** Begin **

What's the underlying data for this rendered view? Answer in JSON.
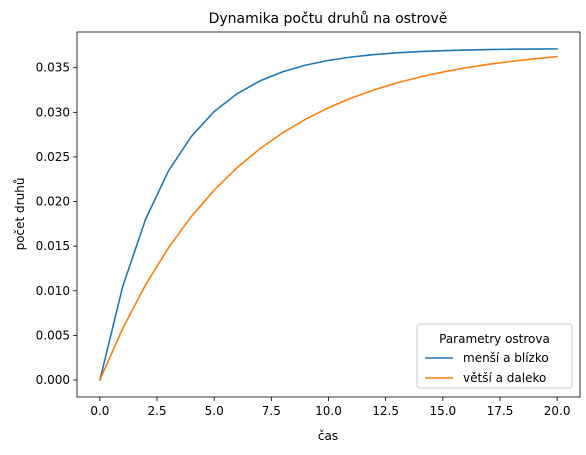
{
  "chart_data": {
    "type": "line",
    "title": "Dynamika počtu druhů na ostrově",
    "xlabel": "čas",
    "ylabel": "počet druhů",
    "xlim": [
      -1.0,
      21.0
    ],
    "ylim": [
      -0.0019,
      0.039
    ],
    "xticks": [
      "0.0",
      "2.5",
      "5.0",
      "7.5",
      "10.0",
      "12.5",
      "15.0",
      "17.5",
      "20.0"
    ],
    "yticks": [
      "0.000",
      "0.005",
      "0.010",
      "0.015",
      "0.020",
      "0.025",
      "0.030",
      "0.035"
    ],
    "legend": {
      "title": "Parametry ostrova",
      "placement": "lower-right"
    },
    "x": [
      0,
      1,
      2,
      3,
      4,
      5,
      6,
      7,
      8,
      9,
      10,
      11,
      12,
      13,
      14,
      15,
      16,
      17,
      18,
      19,
      20
    ],
    "series": [
      {
        "name": "menší a blízko",
        "color": "#1f77b4",
        "values": [
          0.0,
          0.01049,
          0.01802,
          0.02343,
          0.0273,
          0.03009,
          0.03208,
          0.03352,
          0.03455,
          0.03529,
          0.03582,
          0.0362,
          0.03647,
          0.03667,
          0.03681,
          0.03691,
          0.03698,
          0.03703,
          0.03707,
          0.03709,
          0.03711
        ]
      },
      {
        "name": "větší a daleko",
        "color": "#ff7f0e",
        "values": [
          0.0,
          0.00579,
          0.01068,
          0.01482,
          0.01832,
          0.02129,
          0.0238,
          0.02592,
          0.02771,
          0.02923,
          0.03051,
          0.0316,
          0.03252,
          0.0333,
          0.03396,
          0.03451,
          0.03498,
          0.03538,
          0.03571,
          0.036,
          0.03624
        ]
      }
    ],
    "grid": false
  }
}
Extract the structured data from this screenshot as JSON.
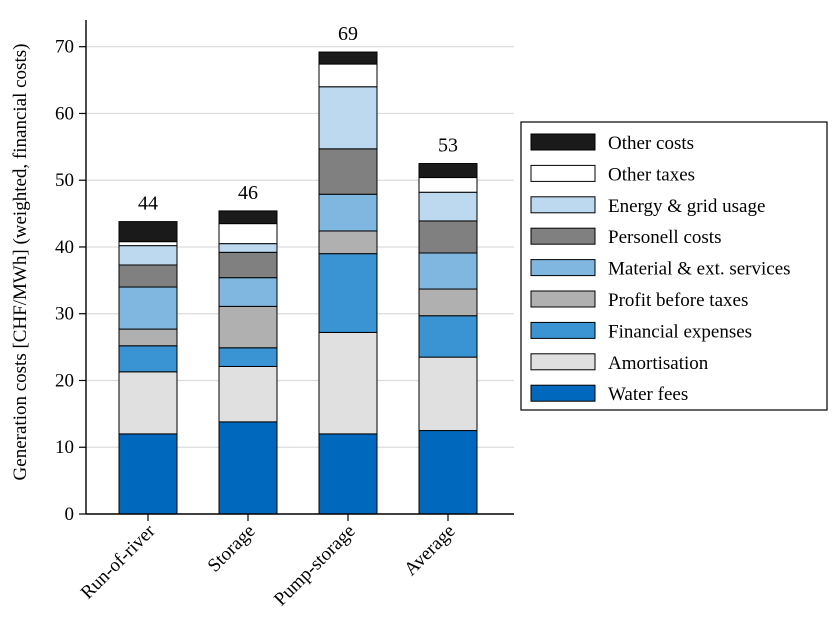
{
  "chart_data": {
    "type": "bar",
    "stacked": true,
    "title": "",
    "xlabel": "",
    "ylabel": "Generation costs [CHF/MWh] (weighted, financial costs)",
    "ylim": [
      0,
      74
    ],
    "yticks": [
      0,
      10,
      20,
      30,
      40,
      50,
      60,
      70
    ],
    "grid": "horizontal",
    "legend_position": "right",
    "categories": [
      "Run-of-river",
      "Storage",
      "Pump-storage",
      "Average"
    ],
    "totals": [
      "44",
      "46",
      "69",
      "53"
    ],
    "series": [
      {
        "name": "Water fees",
        "color": "#0069bd",
        "values": [
          12.0,
          13.8,
          12.0,
          12.5
        ]
      },
      {
        "name": "Amortisation",
        "color": "#e0e0e0",
        "values": [
          9.3,
          8.3,
          15.2,
          11.0
        ]
      },
      {
        "name": "Financial expenses",
        "color": "#3a93d3",
        "values": [
          3.9,
          2.8,
          11.8,
          6.2
        ]
      },
      {
        "name": "Profit before taxes",
        "color": "#b0b0b0",
        "values": [
          2.5,
          6.2,
          3.4,
          4.0
        ]
      },
      {
        "name": "Material & ext. services",
        "color": "#7fb7e1",
        "values": [
          6.3,
          4.3,
          5.5,
          5.4
        ]
      },
      {
        "name": "Personell costs",
        "color": "#808080",
        "values": [
          3.3,
          3.8,
          6.8,
          4.8
        ]
      },
      {
        "name": "Energy & grid usage",
        "color": "#bdd9f0",
        "values": [
          2.9,
          1.3,
          9.3,
          4.3
        ]
      },
      {
        "name": "Other taxes",
        "color": "#ffffff",
        "values": [
          0.6,
          3.0,
          3.4,
          2.2
        ]
      },
      {
        "name": "Other costs",
        "color": "#1a1a1a",
        "values": [
          3.0,
          1.9,
          1.8,
          2.1
        ]
      }
    ]
  }
}
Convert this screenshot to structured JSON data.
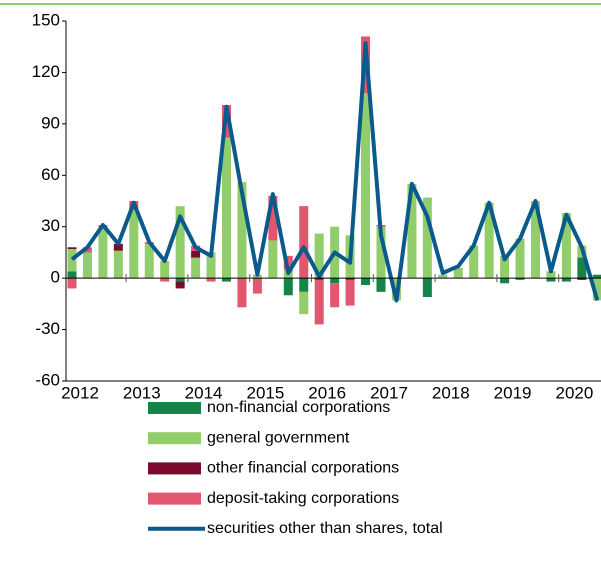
{
  "chart_data": {
    "type": "stacked-bar-line",
    "categories": [
      "2012",
      null,
      null,
      null,
      "2013",
      null,
      null,
      null,
      "2014",
      null,
      null,
      null,
      "2015",
      null,
      null,
      null,
      "2016",
      null,
      null,
      null,
      "2017",
      null,
      null,
      null,
      "2018",
      null,
      null,
      null,
      "2019",
      null,
      null,
      null,
      "2020",
      null,
      null
    ],
    "series": [
      {
        "name": "non-financial corporations",
        "color": "#15834a",
        "type": "bar",
        "values": [
          4,
          0,
          0,
          0,
          0,
          0,
          0,
          -2,
          0,
          0,
          -2,
          0,
          0,
          0,
          -10,
          -8,
          0,
          -3,
          0,
          -4,
          -8,
          0,
          0,
          -11,
          0,
          0,
          0,
          0,
          -3,
          -1,
          0,
          -2,
          -2,
          12,
          2
        ]
      },
      {
        "name": "general government",
        "color": "#92cd6b",
        "type": "bar",
        "values": [
          13,
          15,
          30,
          16,
          40,
          20,
          10,
          42,
          12,
          15,
          82,
          56,
          2,
          22,
          5,
          -13,
          26,
          30,
          25,
          108,
          30,
          -13,
          55,
          47,
          2,
          6,
          19,
          44,
          13,
          23,
          45,
          4,
          38,
          7,
          -13
        ]
      },
      {
        "name": "other financial corporations",
        "color": "#7a0b2c",
        "type": "bar",
        "values": [
          1,
          0,
          0,
          4,
          0,
          0,
          0,
          -4,
          4,
          0,
          0,
          0,
          0,
          0,
          0,
          0,
          -1,
          0,
          -1,
          0,
          0,
          0,
          0,
          0,
          0,
          0,
          0,
          0,
          0,
          0,
          0,
          0,
          0,
          -1,
          0
        ]
      },
      {
        "name": "deposit-taking corporations",
        "color": "#e2566f",
        "type": "bar",
        "values": [
          -6,
          3,
          1,
          0,
          5,
          1,
          -2,
          0,
          3,
          -2,
          19,
          -17,
          -9,
          26,
          8,
          42,
          -26,
          -14,
          -15,
          33,
          1,
          0,
          0,
          0,
          0,
          0,
          0,
          0,
          0,
          0,
          0,
          0,
          0,
          0,
          0
        ]
      },
      {
        "name": "securities other than shares, total",
        "color": "#0a5a8c",
        "type": "line",
        "values": [
          11,
          18,
          31,
          20,
          44,
          21,
          10,
          36,
          18,
          13,
          100,
          50,
          2,
          49,
          3,
          18,
          1,
          15,
          9,
          137,
          25,
          -13,
          55,
          36,
          3,
          7,
          19,
          44,
          11,
          23,
          45,
          4,
          37,
          18,
          -13
        ]
      }
    ],
    "ylim": [
      -60,
      150
    ],
    "yticks": [
      -60,
      -30,
      0,
      30,
      60,
      90,
      120,
      150
    ]
  }
}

** End **

• [What is needed]
Copy out the data above exactly, except the pictures.

• [Answer for this exercise]
What's the underlying data for this rendered view? Answer in JSON.
{
  "chart_data": {
    "type": "line",
    "title": "Dynamika počtu druhů na ostrově",
    "xlabel": "čas",
    "ylabel": "počet druhů",
    "xlim": [
      -1.0,
      21.0
    ],
    "ylim": [
      -0.0019,
      0.039
    ],
    "xticks": [
      "0.0",
      "2.5",
      "5.0",
      "7.5",
      "10.0",
      "12.5",
      "15.0",
      "17.5",
      "20.0"
    ],
    "yticks": [
      "0.000",
      "0.005",
      "0.010",
      "0.015",
      "0.020",
      "0.025",
      "0.030",
      "0.035"
    ],
    "legend": {
      "title": "Parametry ostrova",
      "placement": "lower-right"
    },
    "x": [
      0,
      1,
      2,
      3,
      4,
      5,
      6,
      7,
      8,
      9,
      10,
      11,
      12,
      13,
      14,
      15,
      16,
      17,
      18,
      19,
      20
    ],
    "series": [
      {
        "name": "menší a blízko",
        "color": "#1f77b4",
        "values": [
          0.0,
          0.01049,
          0.01802,
          0.02343,
          0.0273,
          0.03009,
          0.03208,
          0.03352,
          0.03455,
          0.03529,
          0.03582,
          0.0362,
          0.03647,
          0.03667,
          0.03681,
          0.03691,
          0.03698,
          0.03703,
          0.03707,
          0.03709,
          0.03711
        ]
      },
      {
        "name": "větší a daleko",
        "color": "#ff7f0e",
        "values": [
          0.0,
          0.00579,
          0.01068,
          0.01482,
          0.01832,
          0.02129,
          0.0238,
          0.02592,
          0.02771,
          0.02923,
          0.03051,
          0.0316,
          0.03252,
          0.0333,
          0.03396,
          0.03451,
          0.03498,
          0.03538,
          0.03571,
          0.036,
          0.03624
        ]
      }
    ],
    "grid": false
  }
}
Extract the structured data from this screenshot as JSON.
{
  "chart_data": {
    "type": "bar",
    "stacked": true,
    "title": "",
    "xlabel": "",
    "ylabel": "Generation costs [CHF/MWh] (weighted, financial costs)",
    "ylim": [
      0,
      74
    ],
    "yticks": [
      0,
      10,
      20,
      30,
      40,
      50,
      60,
      70
    ],
    "grid": "horizontal",
    "legend_position": "right",
    "categories": [
      "Run-of-river",
      "Storage",
      "Pump-storage",
      "Average"
    ],
    "totals": [
      "44",
      "46",
      "69",
      "53"
    ],
    "series": [
      {
        "name": "Water fees",
        "color": "#0069bd",
        "values": [
          12.0,
          13.8,
          12.0,
          12.5
        ]
      },
      {
        "name": "Amortisation",
        "color": "#e0e0e0",
        "values": [
          9.3,
          8.3,
          15.2,
          11.0
        ]
      },
      {
        "name": "Financial expenses",
        "color": "#3a93d3",
        "values": [
          3.9,
          2.8,
          11.8,
          6.2
        ]
      },
      {
        "name": "Profit before taxes",
        "color": "#b0b0b0",
        "values": [
          2.5,
          6.2,
          3.4,
          4.0
        ]
      },
      {
        "name": "Material & ext. services",
        "color": "#7fb7e1",
        "values": [
          6.3,
          4.3,
          5.5,
          5.4
        ]
      },
      {
        "name": "Personell costs",
        "color": "#808080",
        "values": [
          3.3,
          3.8,
          6.8,
          4.8
        ]
      },
      {
        "name": "Energy & grid usage",
        "color": "#bdd9f0",
        "values": [
          2.9,
          1.3,
          9.3,
          4.3
        ]
      },
      {
        "name": "Other taxes",
        "color": "#ffffff",
        "values": [
          0.6,
          3.0,
          3.4,
          2.2
        ]
      },
      {
        "name": "Other costs",
        "color": "#1a1a1a",
        "values": [
          3.0,
          1.9,
          1.8,
          2.1
        ]
      }
    ]
  }
}
Convert this screenshot to structured JSON data.
{
  "chart_data": {
    "type": "stacked-bar-line",
    "categories": [
      "2012",
      null,
      null,
      null,
      "2013",
      null,
      null,
      null,
      "2014",
      null,
      null,
      null,
      "2015",
      null,
      null,
      null,
      "2016",
      null,
      null,
      null,
      "2017",
      null,
      null,
      null,
      "2018",
      null,
      null,
      null,
      "2019",
      null,
      null,
      null,
      "2020",
      null,
      null
    ],
    "series": [
      {
        "name": "non-financial corporations",
        "color": "#15834a",
        "type": "bar",
        "values": [
          4,
          0,
          0,
          0,
          0,
          0,
          0,
          -2,
          0,
          0,
          -2,
          0,
          0,
          0,
          -10,
          -8,
          0,
          -3,
          0,
          -4,
          -8,
          0,
          0,
          -11,
          0,
          0,
          0,
          0,
          -3,
          -1,
          0,
          -2,
          -2,
          12,
          2
        ]
      },
      {
        "name": "general government",
        "color": "#92cd6b",
        "type": "bar",
        "values": [
          13,
          15,
          30,
          16,
          40,
          20,
          10,
          42,
          12,
          15,
          82,
          56,
          2,
          22,
          5,
          -13,
          26,
          30,
          25,
          108,
          30,
          -13,
          55,
          47,
          2,
          6,
          19,
          44,
          13,
          23,
          45,
          4,
          38,
          7,
          -13
        ]
      },
      {
        "name": "other financial corporations",
        "color": "#7a0b2c",
        "type": "bar",
        "values": [
          1,
          0,
          0,
          4,
          0,
          0,
          0,
          -4,
          4,
          0,
          0,
          0,
          0,
          0,
          0,
          0,
          -1,
          0,
          -1,
          0,
          0,
          0,
          0,
          0,
          0,
          0,
          0,
          0,
          0,
          0,
          0,
          0,
          0,
          -1,
          0
        ]
      },
      {
        "name": "deposit-taking corporations",
        "color": "#e2566f",
        "type": "bar",
        "values": [
          -6,
          3,
          1,
          0,
          5,
          1,
          -2,
          0,
          3,
          -2,
          19,
          -17,
          -9,
          26,
          8,
          42,
          -26,
          -14,
          -15,
          33,
          1,
          0,
          0,
          0,
          0,
          0,
          0,
          0,
          0,
          0,
          0,
          0,
          0,
          0,
          0
        ]
      },
      {
        "name": "securities other than shares, total",
        "color": "#0a5a8c",
        "type": "line",
        "values": [
          11,
          18,
          31,
          20,
          44,
          21,
          10,
          36,
          18,
          13,
          100,
          50,
          2,
          49,
          3,
          18,
          1,
          15,
          9,
          137,
          25,
          -13,
          55,
          36,
          3,
          7,
          19,
          44,
          11,
          23,
          45,
          4,
          37,
          18,
          -13
        ]
      }
    ],
    "ylim": [
      -60,
      150
    ],
    "yticks": [
      -60,
      -30,
      0,
      30,
      60,
      90,
      120,
      150
    ]
  }
}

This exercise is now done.